_Objetivo 1_
Imprime textualmente el pasaje del texto sobre el Día del Patrimonio Cultural comprendido entre "El próximo fin" y "desde otra perspectiva.", ambos incluidos.
_Objetivo 2_
Resume en dos oraciones el texto sobre el Día del Patrimonio Cultural.
_Objetivo 3_
Según el texto sobre el Día del Patrimonio Cultural, ¿qué podría volver a poner de moda el patrimonio cultural después de la celebración?

_Fragmento del documento_
________

El próximo fin de semana, los días viernes 28, sábado 29 y domingo 30 de
mayo, se celebrará el “Día del Patrimonio Cultural”, en todo el país. Durante
esos días, y probablemente uno antes y uno después, el patrimonio cultural
tendrá su minuto de fama. Después de eso y por los próximos 360 días, desaparecerá
del escenario, salvo que algún robo a un museo o a un coleccionista importante vuelva
a ponerlo de moda por un par de días más. Es la visión tradicional de la
cultura. Pero la verdad es que el tema no sólo es trascendente, sino que en
estos tiempos bien vale la pena mirarlo desde otra perspectiva.

________

_Registros proporcionados_
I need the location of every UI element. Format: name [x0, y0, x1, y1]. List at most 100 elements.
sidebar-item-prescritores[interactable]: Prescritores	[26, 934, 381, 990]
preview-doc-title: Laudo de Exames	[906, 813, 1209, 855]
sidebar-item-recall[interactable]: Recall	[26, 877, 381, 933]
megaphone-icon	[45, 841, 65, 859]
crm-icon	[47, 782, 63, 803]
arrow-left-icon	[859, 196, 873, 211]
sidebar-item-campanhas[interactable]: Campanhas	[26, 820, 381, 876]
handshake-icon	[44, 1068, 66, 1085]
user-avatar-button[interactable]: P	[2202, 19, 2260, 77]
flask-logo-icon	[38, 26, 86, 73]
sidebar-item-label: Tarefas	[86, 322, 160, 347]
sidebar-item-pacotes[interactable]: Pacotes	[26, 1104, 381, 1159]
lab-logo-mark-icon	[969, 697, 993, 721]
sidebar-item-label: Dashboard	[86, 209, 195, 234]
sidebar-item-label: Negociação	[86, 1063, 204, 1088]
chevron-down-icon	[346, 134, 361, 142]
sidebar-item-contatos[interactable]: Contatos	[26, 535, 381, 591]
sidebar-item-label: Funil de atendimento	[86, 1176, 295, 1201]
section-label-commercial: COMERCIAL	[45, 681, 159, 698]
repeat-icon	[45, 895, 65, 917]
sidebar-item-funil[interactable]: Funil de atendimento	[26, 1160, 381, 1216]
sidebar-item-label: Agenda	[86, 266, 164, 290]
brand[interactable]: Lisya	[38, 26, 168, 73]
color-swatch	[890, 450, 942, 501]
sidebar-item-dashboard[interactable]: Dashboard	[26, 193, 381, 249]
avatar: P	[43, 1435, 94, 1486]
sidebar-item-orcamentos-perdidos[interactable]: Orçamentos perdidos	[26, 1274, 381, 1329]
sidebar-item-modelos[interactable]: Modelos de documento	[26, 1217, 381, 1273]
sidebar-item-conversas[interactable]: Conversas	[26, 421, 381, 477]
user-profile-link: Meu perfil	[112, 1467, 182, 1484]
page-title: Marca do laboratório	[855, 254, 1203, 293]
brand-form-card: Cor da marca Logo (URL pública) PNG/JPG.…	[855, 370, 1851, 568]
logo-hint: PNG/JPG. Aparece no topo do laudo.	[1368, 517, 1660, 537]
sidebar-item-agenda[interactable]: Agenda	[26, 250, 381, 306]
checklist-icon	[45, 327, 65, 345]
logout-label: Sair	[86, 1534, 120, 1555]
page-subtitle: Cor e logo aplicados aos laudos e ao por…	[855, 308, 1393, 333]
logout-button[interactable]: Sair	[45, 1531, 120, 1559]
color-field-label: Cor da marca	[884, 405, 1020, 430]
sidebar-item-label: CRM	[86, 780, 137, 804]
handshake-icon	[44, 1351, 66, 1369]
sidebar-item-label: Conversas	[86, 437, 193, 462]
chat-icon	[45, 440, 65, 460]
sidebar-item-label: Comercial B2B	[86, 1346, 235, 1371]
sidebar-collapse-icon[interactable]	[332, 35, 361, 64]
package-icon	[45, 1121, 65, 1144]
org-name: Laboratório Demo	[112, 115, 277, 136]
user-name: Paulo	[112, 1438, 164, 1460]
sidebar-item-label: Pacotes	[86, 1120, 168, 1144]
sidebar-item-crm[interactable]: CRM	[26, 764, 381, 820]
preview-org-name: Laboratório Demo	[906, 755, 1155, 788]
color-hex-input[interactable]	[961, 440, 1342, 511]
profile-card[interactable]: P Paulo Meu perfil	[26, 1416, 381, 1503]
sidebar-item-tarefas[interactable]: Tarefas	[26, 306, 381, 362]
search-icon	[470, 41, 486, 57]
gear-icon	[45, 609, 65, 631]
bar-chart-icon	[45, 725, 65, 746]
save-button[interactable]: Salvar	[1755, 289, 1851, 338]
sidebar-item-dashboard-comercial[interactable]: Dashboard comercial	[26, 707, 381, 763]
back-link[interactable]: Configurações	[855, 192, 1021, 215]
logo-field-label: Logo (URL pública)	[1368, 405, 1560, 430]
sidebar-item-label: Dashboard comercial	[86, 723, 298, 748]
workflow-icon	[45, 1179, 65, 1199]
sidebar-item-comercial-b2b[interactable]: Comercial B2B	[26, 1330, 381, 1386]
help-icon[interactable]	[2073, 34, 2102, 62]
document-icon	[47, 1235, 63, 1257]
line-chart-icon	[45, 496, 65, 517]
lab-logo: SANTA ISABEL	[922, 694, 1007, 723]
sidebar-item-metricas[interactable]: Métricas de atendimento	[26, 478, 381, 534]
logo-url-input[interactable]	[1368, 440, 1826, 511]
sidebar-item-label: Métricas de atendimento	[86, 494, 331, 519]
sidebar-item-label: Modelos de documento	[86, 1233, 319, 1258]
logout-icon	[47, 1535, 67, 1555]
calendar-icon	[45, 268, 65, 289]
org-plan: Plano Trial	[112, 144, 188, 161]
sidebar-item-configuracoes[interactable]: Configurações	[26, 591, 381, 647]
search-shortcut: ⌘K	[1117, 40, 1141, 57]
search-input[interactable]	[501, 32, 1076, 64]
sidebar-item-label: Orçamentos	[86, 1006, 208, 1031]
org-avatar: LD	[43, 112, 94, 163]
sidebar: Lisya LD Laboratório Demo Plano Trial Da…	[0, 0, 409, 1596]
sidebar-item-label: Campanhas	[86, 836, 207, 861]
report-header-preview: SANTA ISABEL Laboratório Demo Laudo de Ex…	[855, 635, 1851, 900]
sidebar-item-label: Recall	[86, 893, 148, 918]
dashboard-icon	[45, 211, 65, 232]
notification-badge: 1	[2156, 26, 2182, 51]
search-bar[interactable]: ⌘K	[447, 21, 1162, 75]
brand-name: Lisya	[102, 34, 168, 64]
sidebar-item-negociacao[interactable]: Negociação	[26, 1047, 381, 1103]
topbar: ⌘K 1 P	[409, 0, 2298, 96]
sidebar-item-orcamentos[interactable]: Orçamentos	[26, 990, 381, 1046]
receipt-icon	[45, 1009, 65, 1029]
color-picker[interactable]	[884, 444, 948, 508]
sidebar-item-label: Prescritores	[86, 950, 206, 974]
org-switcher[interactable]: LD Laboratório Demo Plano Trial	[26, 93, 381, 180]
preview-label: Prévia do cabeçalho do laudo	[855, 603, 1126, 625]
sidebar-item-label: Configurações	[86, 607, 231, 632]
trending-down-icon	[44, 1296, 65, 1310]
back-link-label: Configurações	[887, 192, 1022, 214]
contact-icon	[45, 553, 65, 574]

________

_Resultado correcto 1_
El próximo fin de semana, los días viernes 28, sábado 29 y domingo 30 de
mayo, se celebrará el “Día del Patrimonio Cultural”, en todo el país. Durante
esos días, y probablemente uno antes y uno después, el patrimonio cultural
tendrá su minuto de fama. Después de eso y por los próximos 360 días, desaparecerá
del escenario, salvo que algún robo a un museo o a un coleccionista importante vuelva
a ponerlo de moda por un par de días más. Es la visión tradicional de la
cultura. Pero la verdad es que el tema no sólo es trascendente, sino que en
estos tiempos bien vale la pena mirarlo desde otra perspectiva.

_Resultado correcto 2_
El Día del Patrimonio Cultural se celebrará en todo el país el viernes 28, el sábado 29 y el domingo 30 de mayo, y en esos días el patrimonio tendrá su minuto de fama antes de desaparecer del escenario durante los próximos 360 días, salvo que algún robo vuelva a ponerlo de moda. Esa es la visión tradicional de la cultura, pero el tema es trascendente y vale la pena mirarlo desde otra perspectiva.

_Resultado correcto 3_
Algún robo a un museo o a un coleccionista importante.